◆ **Exercise goal**
Every record below should be transcribed exactly. Omit the images.
##### Provided entries #####
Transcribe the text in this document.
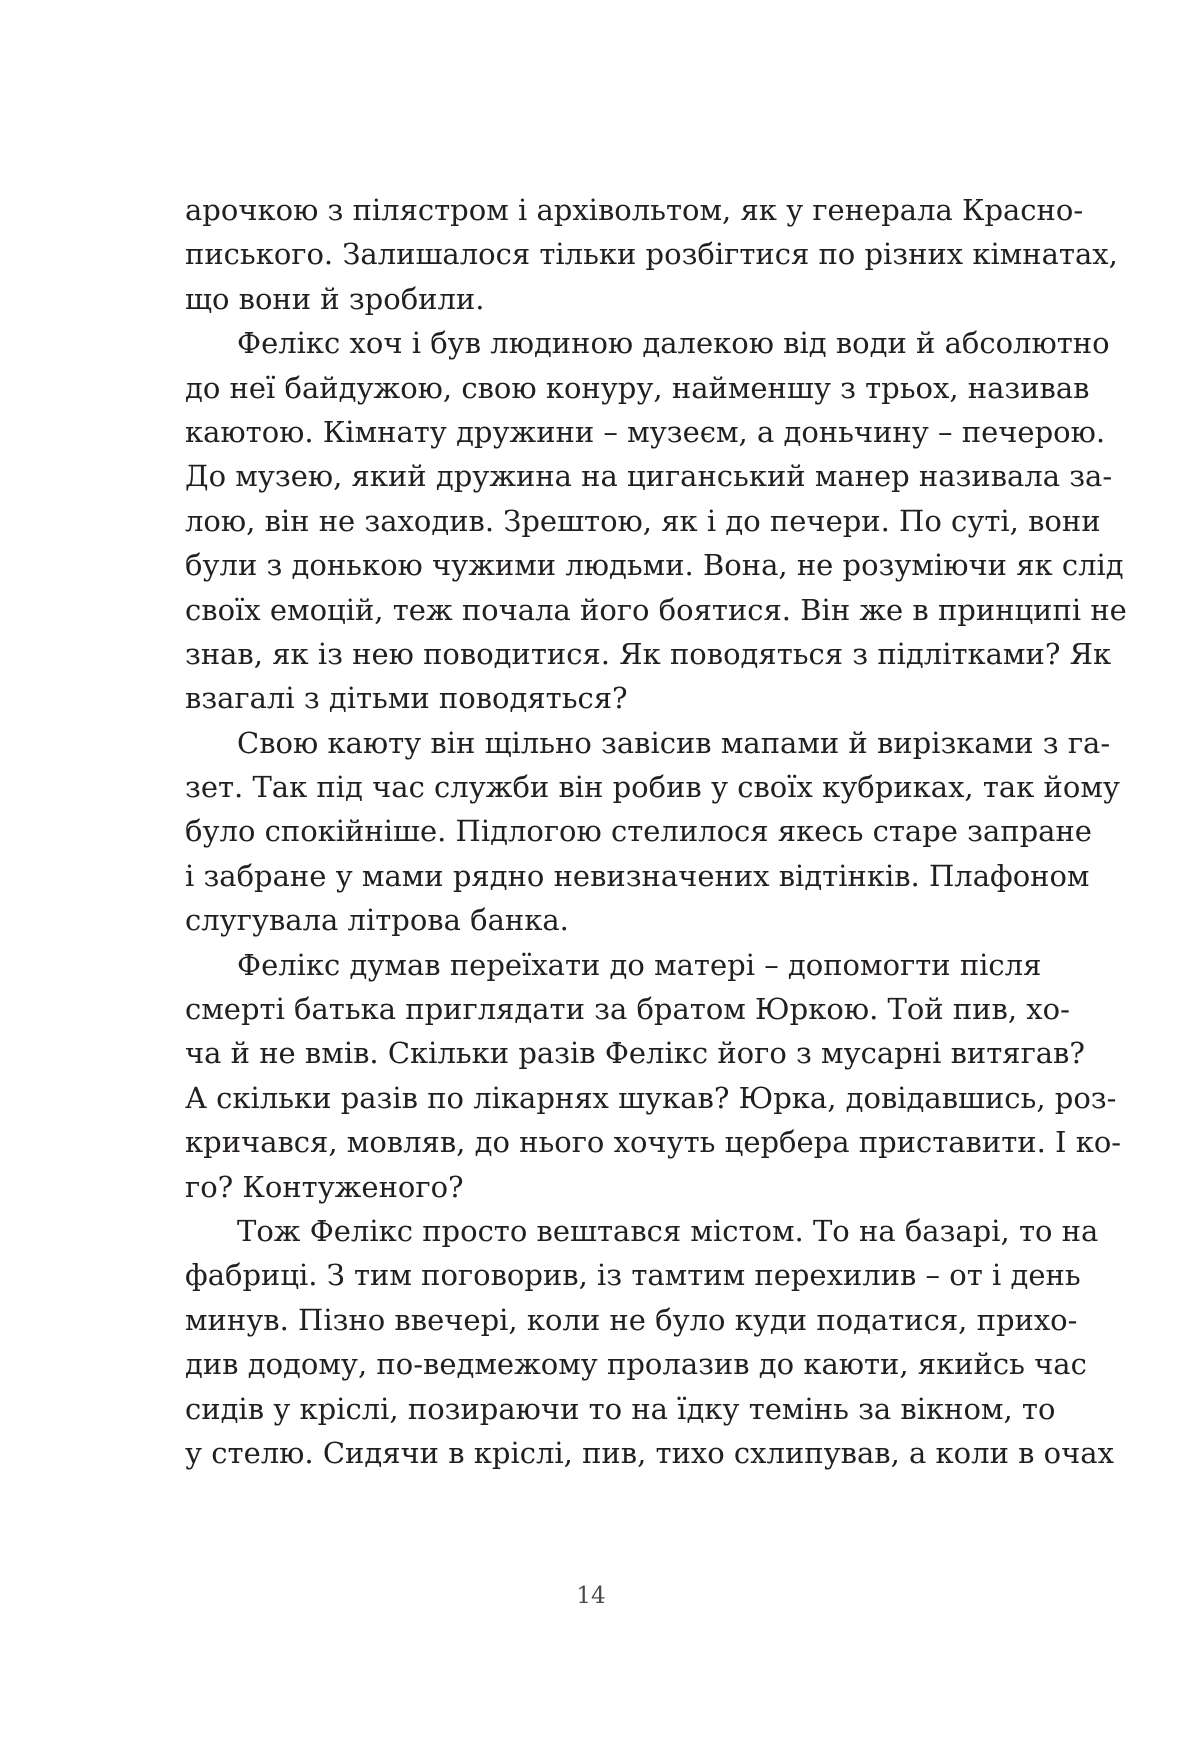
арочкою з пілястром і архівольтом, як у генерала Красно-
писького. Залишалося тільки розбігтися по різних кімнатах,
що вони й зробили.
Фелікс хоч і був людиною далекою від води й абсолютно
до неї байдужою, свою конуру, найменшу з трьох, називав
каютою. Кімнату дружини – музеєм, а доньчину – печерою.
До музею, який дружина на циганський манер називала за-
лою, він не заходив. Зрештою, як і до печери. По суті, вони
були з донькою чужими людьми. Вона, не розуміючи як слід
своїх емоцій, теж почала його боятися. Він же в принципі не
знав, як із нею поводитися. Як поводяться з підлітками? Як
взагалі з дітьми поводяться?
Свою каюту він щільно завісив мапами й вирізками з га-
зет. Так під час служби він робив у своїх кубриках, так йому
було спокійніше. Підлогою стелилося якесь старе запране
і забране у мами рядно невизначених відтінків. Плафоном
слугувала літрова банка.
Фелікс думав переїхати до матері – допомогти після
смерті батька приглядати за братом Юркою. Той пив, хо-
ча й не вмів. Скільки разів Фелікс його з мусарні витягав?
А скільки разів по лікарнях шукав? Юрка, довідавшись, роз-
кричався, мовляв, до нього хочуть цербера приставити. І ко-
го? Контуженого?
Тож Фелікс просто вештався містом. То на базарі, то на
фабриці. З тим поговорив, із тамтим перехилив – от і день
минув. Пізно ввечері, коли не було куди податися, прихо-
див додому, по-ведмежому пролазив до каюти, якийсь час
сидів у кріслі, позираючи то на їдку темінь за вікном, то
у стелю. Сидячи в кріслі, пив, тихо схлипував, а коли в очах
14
#####
◆ **Finished answer**
Transcribe the text in this document.
арочкою з пілястром і архівольтом, як у генерала Красно-
писького. Залишалося тільки розбігтися по різних кімнатах,
що вони й зробили.
Фелікс хоч і був людиною далекою від води й абсолютно
до неї байдужою, свою конуру, найменшу з трьох, називав
каютою. Кімнату дружини – музеєм, а доньчину – печерою.
До музею, який дружина на циганський манер називала за-
лою, він не заходив. Зрештою, як і до печери. По суті, вони
були з донькою чужими людьми. Вона, не розуміючи як слід
своїх емоцій, теж почала його боятися. Він же в принципі не
знав, як із нею поводитися. Як поводяться з підлітками? Як
взагалі з дітьми поводяться?
Свою каюту він щільно завісив мапами й вирізками з га-
зет. Так під час служби він робив у своїх кубриках, так йому
було спокійніше. Підлогою стелилося якесь старе запране
і забране у мами рядно невизначених відтінків. Плафоном
слугувала літрова банка.
Фелікс думав переїхати до матері – допомогти після
смерті батька приглядати за братом Юркою. Той пив, хо-
ча й не вмів. Скільки разів Фелікс його з мусарні витягав?
А скільки разів по лікарнях шукав? Юрка, довідавшись, роз-
кричався, мовляв, до нього хочуть цербера приставити. І ко-
го? Контуженого?
Тож Фелікс просто вештався містом. То на базарі, то на
фабриці. З тим поговорив, із тамтим перехилив – от і день
минув. Пізно ввечері, коли не було куди податися, прихо-
див додому, по-ведмежому пролазив до каюти, якийсь час
сидів у кріслі, позираючи то на їдку темінь за вікном, то
у стелю. Сидячи в кріслі, пив, тихо схлипував, а коли в очах
14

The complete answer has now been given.